_Extract provided_
** start **

6461.0 - Consumer Price Index: Concepts, Sources and Methods, 2016  
ARCHIVED ISSUE Released at 11:30 AM (CANBERRA TIME) 21/02/2017   
   Page tools: Print Print Page Print all pages in this productPrint All



15.1 The launch of barcode scanner technology in Australia during the 1970s, and its growth in the 20th century, has enabled retailers to capture detailed information on transactions at the point of sale. Transactions data are high in volume and contain detailed information about transactions, including date, quantities, product descriptions, and value of sales. As such, it is a rich data source for National Statistical Offices (NSOs) that can be used to enhance their statistics, reduce provider burden, and reduce associated costs of physically collecting data.

15.2 From March quarter 2014 the ABS significantly increased its use of transactions data to compile the Australian CPI, now accounting for approximately 25 per cent of the weight of the Australian CPI. The approach adopted was a 'direct replacement' of observed point-in-time prices with a unit value calculated from the transactions data(footnote 1) .

15.3 While this has enhanced the Australian CPI, it is acknowledged that more can be done with transactions data to compile official statistics than traditional approaches.

15.4 This chapter provides a summary of the current and future use of transactions data in compiling the Australian CPI outlined in the Information Paper: Making Greater Use of Transactions Data to compile the Consumer Price Index, Australia, 2016 (cat. no. 6401.0.60.003).


15.5 The current ABS approach to compile the CPI using transactions data is consistent with the International Labour Organization (ILO 2004), and is a replacement of directly observed (point-in-time) prices with a unit value calculated from the transactions data. The unit value approach takes expenditure and quantity data by product over the period of interest (e.g. quarter) to calculate an average unit price. It allows for better outlet coverage as unit values are calculated over all of a respondent's outlets, rather than just a sample. The major benefit of this approach compared to the traditional point-in-time pricing is that unit values provide a more accurate summary of an average transaction price than an isolated price quotation (Diewert 1995).

15.6 The chosen time aggregation is important when using transactions data, with more time aggregation providing more stable estimates of price change as price and quantity bouncing(footnote 2) behaviour is smoothed out. Unit prices are derived at both monthly and quarterly frequencies from transactions data to ensure elementary aggregation is consistent across other modes of price collection. The ABS aggregates both transactions data and field collected prices at the EA level using the geometric mean formula.

** end **

_What this exercise asks_
A. According to the extract on transactions data, from which quarter did the ABS significantly increase its use of transactions data to compile the Australian CPI?
B. Rewrite the extract on transactions data between "15.4 This chapter" and "(cat. no. 6401.0.60.003).", inclusive, replacing "chapter" with "section".

_Material_
** start **

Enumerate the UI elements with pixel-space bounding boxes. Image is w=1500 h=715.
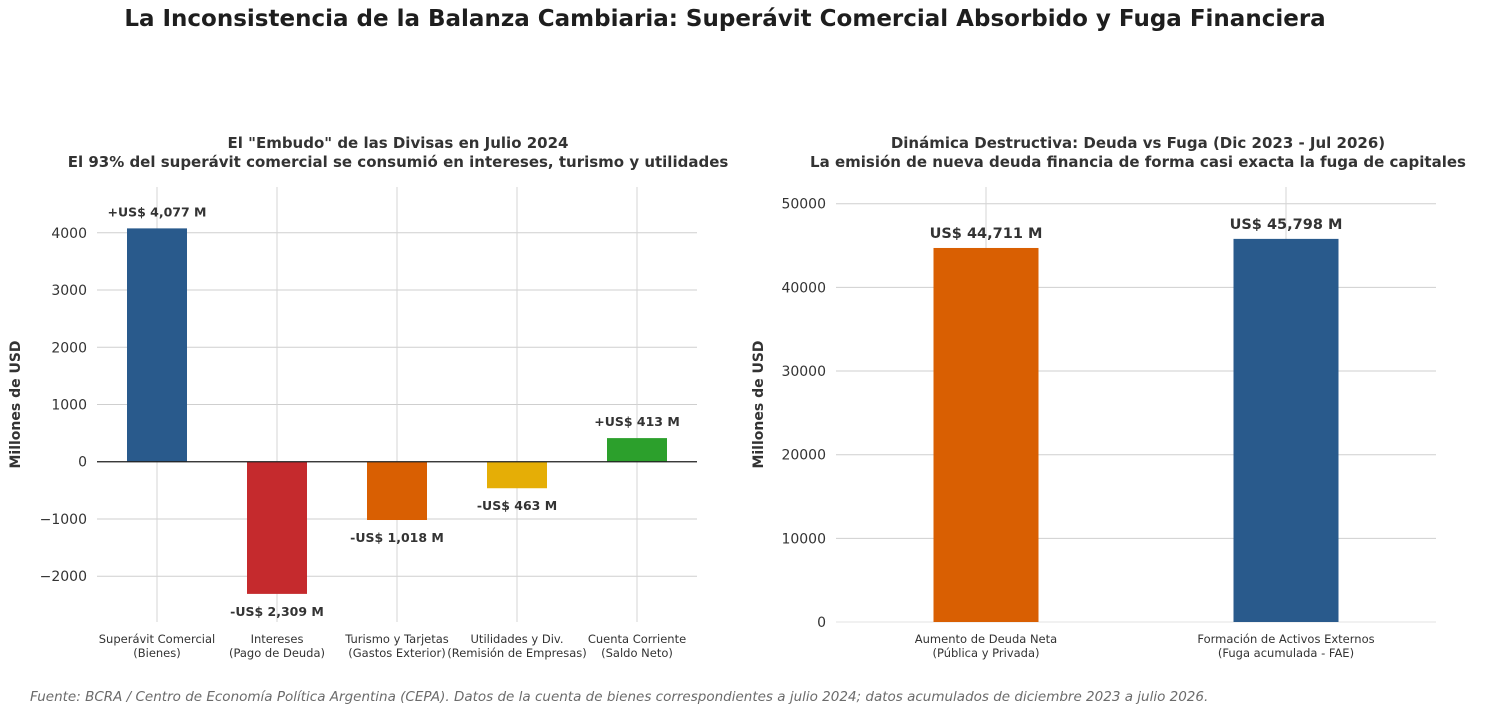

** end **

_Responses for each task_
A. March quarter 2014

B.
15.4 This section provides a summary of the current and future use of transactions data in compiling the Australian CPI outlined in the Information Paper: Making Greater Use of Transactions Data to compile the Consumer Price Index, Australia, 2016 (cat. no. 6401.0.60.003).